■ **Brief**: From the entries below, copy every line holding the word "this".

■ **Stored rows**:
- - -

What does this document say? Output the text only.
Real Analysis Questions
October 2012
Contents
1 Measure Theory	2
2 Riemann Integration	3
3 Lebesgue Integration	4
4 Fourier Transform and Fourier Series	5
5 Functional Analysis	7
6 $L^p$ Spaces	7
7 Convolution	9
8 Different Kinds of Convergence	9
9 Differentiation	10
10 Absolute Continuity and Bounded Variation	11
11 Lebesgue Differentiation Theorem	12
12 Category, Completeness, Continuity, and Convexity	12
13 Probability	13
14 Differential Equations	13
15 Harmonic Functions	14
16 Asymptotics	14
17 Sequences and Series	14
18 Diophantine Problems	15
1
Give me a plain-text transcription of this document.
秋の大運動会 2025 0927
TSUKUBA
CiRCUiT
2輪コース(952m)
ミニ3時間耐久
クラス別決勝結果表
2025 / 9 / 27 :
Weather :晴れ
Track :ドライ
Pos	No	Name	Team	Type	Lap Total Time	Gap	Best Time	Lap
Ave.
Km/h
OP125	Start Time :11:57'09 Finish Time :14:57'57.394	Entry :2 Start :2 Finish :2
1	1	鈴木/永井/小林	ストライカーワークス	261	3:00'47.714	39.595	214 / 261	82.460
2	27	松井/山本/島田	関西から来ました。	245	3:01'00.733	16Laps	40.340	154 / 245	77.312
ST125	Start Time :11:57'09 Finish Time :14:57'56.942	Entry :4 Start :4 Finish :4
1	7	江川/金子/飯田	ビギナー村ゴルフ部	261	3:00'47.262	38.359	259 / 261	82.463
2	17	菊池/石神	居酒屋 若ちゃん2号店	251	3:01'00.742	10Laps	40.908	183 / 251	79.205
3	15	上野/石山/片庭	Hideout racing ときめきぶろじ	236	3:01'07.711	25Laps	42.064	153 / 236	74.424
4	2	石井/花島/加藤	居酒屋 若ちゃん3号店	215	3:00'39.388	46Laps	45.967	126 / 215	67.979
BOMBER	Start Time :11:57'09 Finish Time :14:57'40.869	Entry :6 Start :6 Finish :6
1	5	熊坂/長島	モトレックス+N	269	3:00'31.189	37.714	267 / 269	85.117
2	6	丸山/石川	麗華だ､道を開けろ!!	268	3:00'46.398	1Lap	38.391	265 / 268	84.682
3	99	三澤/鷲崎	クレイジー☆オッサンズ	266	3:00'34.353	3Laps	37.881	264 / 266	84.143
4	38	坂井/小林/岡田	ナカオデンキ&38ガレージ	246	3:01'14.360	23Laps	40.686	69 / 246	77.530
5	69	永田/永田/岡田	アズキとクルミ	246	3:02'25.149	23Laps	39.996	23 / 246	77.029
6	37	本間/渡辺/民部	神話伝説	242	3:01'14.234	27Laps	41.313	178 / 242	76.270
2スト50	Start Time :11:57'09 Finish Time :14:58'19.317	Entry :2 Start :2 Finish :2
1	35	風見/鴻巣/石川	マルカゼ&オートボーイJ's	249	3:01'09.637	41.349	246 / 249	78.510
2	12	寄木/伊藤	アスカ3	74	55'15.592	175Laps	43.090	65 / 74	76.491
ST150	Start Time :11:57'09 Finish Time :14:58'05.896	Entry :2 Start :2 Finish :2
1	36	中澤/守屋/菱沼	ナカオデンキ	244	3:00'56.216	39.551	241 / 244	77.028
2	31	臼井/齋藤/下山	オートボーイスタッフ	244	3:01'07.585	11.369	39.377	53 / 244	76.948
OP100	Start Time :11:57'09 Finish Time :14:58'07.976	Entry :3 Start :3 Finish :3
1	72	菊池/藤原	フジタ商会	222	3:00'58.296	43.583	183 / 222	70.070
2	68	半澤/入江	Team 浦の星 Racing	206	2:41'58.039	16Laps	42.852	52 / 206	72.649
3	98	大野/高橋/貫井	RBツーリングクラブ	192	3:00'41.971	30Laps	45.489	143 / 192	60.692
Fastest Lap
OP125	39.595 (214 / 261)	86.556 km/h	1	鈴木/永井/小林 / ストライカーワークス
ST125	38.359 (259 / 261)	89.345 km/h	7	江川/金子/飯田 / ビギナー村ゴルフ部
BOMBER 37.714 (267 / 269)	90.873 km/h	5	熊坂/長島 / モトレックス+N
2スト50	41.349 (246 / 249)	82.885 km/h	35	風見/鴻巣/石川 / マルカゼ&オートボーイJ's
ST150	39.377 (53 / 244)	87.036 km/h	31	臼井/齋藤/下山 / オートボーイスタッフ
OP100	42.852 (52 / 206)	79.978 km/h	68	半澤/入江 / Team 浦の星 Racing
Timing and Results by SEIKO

- - -

■ **Answer to the problem**:
What does this document say? Output the text only.
Give me a plain-text transcription of this document.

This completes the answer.